• [Given exercise] Write out all of the data exactly as it appears.

• [Supplied entries]
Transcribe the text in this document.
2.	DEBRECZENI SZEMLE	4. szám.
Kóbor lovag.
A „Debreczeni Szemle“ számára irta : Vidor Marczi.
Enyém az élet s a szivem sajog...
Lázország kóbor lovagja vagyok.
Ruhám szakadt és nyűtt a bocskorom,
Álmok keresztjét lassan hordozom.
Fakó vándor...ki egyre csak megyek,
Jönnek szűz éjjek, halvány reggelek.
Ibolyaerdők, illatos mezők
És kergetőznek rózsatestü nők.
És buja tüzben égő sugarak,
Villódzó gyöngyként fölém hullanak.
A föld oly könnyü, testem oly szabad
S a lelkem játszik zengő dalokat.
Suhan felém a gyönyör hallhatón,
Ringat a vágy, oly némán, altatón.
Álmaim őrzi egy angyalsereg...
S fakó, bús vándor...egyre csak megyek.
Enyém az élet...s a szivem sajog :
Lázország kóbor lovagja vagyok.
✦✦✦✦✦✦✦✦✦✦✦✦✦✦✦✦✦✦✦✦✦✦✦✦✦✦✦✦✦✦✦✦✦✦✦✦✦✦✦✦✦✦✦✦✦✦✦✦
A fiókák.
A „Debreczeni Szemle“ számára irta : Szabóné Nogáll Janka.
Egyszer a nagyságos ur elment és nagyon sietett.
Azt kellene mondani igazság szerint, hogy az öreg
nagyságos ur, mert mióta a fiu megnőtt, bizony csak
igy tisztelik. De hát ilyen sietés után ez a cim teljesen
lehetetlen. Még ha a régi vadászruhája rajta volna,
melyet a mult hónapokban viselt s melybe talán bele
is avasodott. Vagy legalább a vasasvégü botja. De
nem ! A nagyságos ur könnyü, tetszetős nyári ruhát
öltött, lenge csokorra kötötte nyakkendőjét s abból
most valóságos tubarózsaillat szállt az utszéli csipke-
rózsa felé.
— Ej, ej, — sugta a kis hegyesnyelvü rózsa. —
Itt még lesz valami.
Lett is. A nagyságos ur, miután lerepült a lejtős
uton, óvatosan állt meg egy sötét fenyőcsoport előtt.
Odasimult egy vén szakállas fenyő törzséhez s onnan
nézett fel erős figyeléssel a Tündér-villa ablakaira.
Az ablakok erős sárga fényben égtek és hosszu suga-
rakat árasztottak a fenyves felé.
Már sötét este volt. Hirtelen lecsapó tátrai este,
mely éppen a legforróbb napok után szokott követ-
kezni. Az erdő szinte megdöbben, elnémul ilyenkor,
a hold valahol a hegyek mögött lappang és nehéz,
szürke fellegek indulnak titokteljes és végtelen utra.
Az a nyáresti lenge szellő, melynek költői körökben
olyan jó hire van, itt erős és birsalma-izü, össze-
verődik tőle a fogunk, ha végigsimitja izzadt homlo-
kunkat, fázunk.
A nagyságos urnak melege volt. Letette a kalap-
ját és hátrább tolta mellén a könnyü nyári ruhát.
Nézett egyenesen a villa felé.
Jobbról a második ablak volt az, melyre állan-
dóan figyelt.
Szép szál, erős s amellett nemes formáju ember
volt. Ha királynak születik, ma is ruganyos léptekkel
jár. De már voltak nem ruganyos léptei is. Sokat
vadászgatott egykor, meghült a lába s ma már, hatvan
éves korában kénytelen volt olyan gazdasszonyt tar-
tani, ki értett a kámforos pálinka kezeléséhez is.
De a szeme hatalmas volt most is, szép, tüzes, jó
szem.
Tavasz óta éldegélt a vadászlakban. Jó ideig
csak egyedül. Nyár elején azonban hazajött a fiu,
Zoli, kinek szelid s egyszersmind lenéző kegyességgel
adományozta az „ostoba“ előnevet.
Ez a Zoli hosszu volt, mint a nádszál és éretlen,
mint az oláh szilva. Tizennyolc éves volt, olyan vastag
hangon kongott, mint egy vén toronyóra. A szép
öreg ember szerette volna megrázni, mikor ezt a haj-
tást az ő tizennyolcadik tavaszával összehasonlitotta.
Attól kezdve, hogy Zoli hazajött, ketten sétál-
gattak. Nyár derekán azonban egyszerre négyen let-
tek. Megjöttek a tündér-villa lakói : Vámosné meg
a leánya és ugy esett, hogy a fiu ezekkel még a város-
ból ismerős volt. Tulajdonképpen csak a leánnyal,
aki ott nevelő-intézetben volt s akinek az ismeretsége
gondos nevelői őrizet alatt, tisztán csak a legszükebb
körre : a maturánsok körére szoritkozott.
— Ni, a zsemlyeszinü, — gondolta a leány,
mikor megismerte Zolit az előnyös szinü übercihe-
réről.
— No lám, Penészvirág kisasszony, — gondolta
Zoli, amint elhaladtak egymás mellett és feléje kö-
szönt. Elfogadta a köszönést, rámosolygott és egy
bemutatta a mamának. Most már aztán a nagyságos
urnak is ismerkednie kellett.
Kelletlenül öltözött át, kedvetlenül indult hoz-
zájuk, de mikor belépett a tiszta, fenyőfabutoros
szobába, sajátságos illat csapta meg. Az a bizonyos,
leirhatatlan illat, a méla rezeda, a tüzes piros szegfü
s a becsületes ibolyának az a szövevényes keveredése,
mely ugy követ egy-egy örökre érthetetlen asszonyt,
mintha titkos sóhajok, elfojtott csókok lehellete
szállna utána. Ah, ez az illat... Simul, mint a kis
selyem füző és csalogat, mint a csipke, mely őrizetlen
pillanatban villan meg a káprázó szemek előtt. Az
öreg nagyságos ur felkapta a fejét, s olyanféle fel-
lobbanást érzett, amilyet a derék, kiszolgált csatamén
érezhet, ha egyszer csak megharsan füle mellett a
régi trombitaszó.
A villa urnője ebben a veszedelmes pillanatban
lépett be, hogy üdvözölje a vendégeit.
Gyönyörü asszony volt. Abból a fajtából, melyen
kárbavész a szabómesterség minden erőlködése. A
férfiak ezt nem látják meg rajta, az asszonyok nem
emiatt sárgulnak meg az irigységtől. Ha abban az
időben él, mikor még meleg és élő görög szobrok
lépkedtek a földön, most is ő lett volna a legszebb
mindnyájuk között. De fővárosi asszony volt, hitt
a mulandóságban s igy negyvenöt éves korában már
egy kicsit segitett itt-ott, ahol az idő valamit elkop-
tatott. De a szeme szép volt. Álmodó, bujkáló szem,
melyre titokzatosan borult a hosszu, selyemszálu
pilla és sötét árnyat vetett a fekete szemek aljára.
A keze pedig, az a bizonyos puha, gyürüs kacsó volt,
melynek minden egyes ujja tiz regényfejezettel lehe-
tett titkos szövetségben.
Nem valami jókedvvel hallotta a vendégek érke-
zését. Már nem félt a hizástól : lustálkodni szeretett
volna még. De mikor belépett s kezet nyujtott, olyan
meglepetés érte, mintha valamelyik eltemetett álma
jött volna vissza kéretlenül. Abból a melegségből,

• [Complete response]
Transcribe the text in this document.
2.	DEBRECZENI SZEMLE	4. szám.
Kóbor lovag.
A „Debreczeni Szemle“ számára irta : Vidor Marczi.
Enyém az élet s a szivem sajog...
Lázország kóbor lovagja vagyok.
Ruhám szakadt és nyűtt a bocskorom,
Álmok keresztjét lassan hordozom.
Fakó vándor...ki egyre csak megyek,
Jönnek szűz éjjek, halvány reggelek.
Ibolyaerdők, illatos mezők
És kergetőznek rózsatestü nők.
És buja tüzben égő sugarak,
Villódzó gyöngyként fölém hullanak.
A föld oly könnyü, testem oly szabad
S a lelkem játszik zengő dalokat.
Suhan felém a gyönyör hallhatón,
Ringat a vágy, oly némán, altatón.
Álmaim őrzi egy angyalsereg...
S fakó, bús vándor...egyre csak megyek.
Enyém az élet...s a szivem sajog :
Lázország kóbor lovagja vagyok.
✦✦✦✦✦✦✦✦✦✦✦✦✦✦✦✦✦✦✦✦✦✦✦✦✦✦✦✦✦✦✦✦✦✦✦✦✦✦✦✦✦✦✦✦✦✦✦✦
A fiókák.
A „Debreczeni Szemle“ számára irta : Szabóné Nogáll Janka.
Egyszer a nagyságos ur elment és nagyon sietett.
Azt kellene mondani igazság szerint, hogy az öreg
nagyságos ur, mert mióta a fiu megnőtt, bizony csak
igy tisztelik. De hát ilyen sietés után ez a cim teljesen
lehetetlen. Még ha a régi vadászruhája rajta volna,
melyet a mult hónapokban viselt s melybe talán bele
is avasodott. Vagy legalább a vasasvégü botja. De
nem ! A nagyságos ur könnyü, tetszetős nyári ruhát
öltött, lenge csokorra kötötte nyakkendőjét s abból
most valóságos tubarózsaillat szállt az utszéli csipke-
rózsa felé.
— Ej, ej, — sugta a kis hegyesnyelvü rózsa. —
Itt még lesz valami.
Lett is. A nagyságos ur, miután lerepült a lejtős
uton, óvatosan állt meg egy sötét fenyőcsoport előtt.
Odasimult egy vén szakállas fenyő törzséhez s onnan
nézett fel erős figyeléssel a Tündér-villa ablakaira.
Az ablakok erős sárga fényben égtek és hosszu suga-
rakat árasztottak a fenyves felé.
Már sötét este volt. Hirtelen lecsapó tátrai este,
mely éppen a legforróbb napok után szokott követ-
kezni. Az erdő szinte megdöbben, elnémul ilyenkor,
a hold valahol a hegyek mögött lappang és nehéz,
szürke fellegek indulnak titokteljes és végtelen utra.
Az a nyáresti lenge szellő, melynek költői körökben
olyan jó hire van, itt erős és birsalma-izü, össze-
verődik tőle a fogunk, ha végigsimitja izzadt homlo-
kunkat, fázunk.
A nagyságos urnak melege volt. Letette a kalap-
ját és hátrább tolta mellén a könnyü nyári ruhát.
Nézett egyenesen a villa felé.
Jobbról a második ablak volt az, melyre állan-
dóan figyelt.
Szép szál, erős s amellett nemes formáju ember
volt. Ha királynak születik, ma is ruganyos léptekkel
jár. De már voltak nem ruganyos léptei is. Sokat
vadászgatott egykor, meghült a lába s ma már, hatvan
éves korában kénytelen volt olyan gazdasszonyt tar-
tani, ki értett a kámforos pálinka kezeléséhez is.
De a szeme hatalmas volt most is, szép, tüzes, jó
szem.
Tavasz óta éldegélt a vadászlakban. Jó ideig
csak egyedül. Nyár elején azonban hazajött a fiu,
Zoli, kinek szelid s egyszersmind lenéző kegyességgel
adományozta az „ostoba“ előnevet.
Ez a Zoli hosszu volt, mint a nádszál és éretlen,
mint az oláh szilva. Tizennyolc éves volt, olyan vastag
hangon kongott, mint egy vén toronyóra. A szép
öreg ember szerette volna megrázni, mikor ezt a haj-
tást az ő tizennyolcadik tavaszával összehasonlitotta.
Attól kezdve, hogy Zoli hazajött, ketten sétál-
gattak. Nyár derekán azonban egyszerre négyen let-
tek. Megjöttek a tündér-villa lakói : Vámosné meg
a leánya és ugy esett, hogy a fiu ezekkel még a város-
ból ismerős volt. Tulajdonképpen csak a leánnyal,
aki ott nevelő-intézetben volt s akinek az ismeretsége
gondos nevelői őrizet alatt, tisztán csak a legszükebb
körre : a maturánsok körére szoritkozott.
— Ni, a zsemlyeszinü, — gondolta a leány,
mikor megismerte Zolit az előnyös szinü übercihe-
réről.
— No lám, Penészvirág kisasszony, — gondolta
Zoli, amint elhaladtak egymás mellett és feléje kö-
szönt. Elfogadta a köszönést, rámosolygott és egy
bemutatta a mamának. Most már aztán a nagyságos
urnak is ismerkednie kellett.
Kelletlenül öltözött át, kedvetlenül indult hoz-
zájuk, de mikor belépett a tiszta, fenyőfabutoros
szobába, sajátságos illat csapta meg. Az a bizonyos,
leirhatatlan illat, a méla rezeda, a tüzes piros szegfü
s a becsületes ibolyának az a szövevényes keveredése,
mely ugy követ egy-egy örökre érthetetlen asszonyt,
mintha titkos sóhajok, elfojtott csókok lehellete
szállna utána. Ah, ez az illat... Simul, mint a kis
selyem füző és csalogat, mint a csipke, mely őrizetlen
pillanatban villan meg a káprázó szemek előtt. Az
öreg nagyságos ur felkapta a fejét, s olyanféle fel-
lobbanást érzett, amilyet a derék, kiszolgált csatamén
érezhet, ha egyszer csak megharsan füle mellett a
régi trombitaszó.
A villa urnője ebben a veszedelmes pillanatban
lépett be, hogy üdvözölje a vendégeit.
Gyönyörü asszony volt. Abból a fajtából, melyen
kárbavész a szabómesterség minden erőlködése. A
férfiak ezt nem látják meg rajta, az asszonyok nem
emiatt sárgulnak meg az irigységtől. Ha abban az
időben él, mikor még meleg és élő görög szobrok
lépkedtek a földön, most is ő lett volna a legszebb
mindnyájuk között. De fővárosi asszony volt, hitt
a mulandóságban s igy negyvenöt éves korában már
egy kicsit segitett itt-ott, ahol az idő valamit elkop-
tatott. De a szeme szép volt. Álmodó, bujkáló szem,
melyre titokzatosan borult a hosszu, selyemszálu
pilla és sötét árnyat vetett a fekete szemek aljára.
A keze pedig, az a bizonyos puha, gyürüs kacsó volt,
melynek minden egyes ujja tiz regényfejezettel lehe-
tett titkos szövetségben.
Nem valami jókedvvel hallotta a vendégek érke-
zését. Már nem félt a hizástól : lustálkodni szeretett
volna még. De mikor belépett s kezet nyujtott, olyan
meglepetés érte, mintha valamelyik eltemetett álma
jött volna vissza kéretlenül. Abból a melegségből,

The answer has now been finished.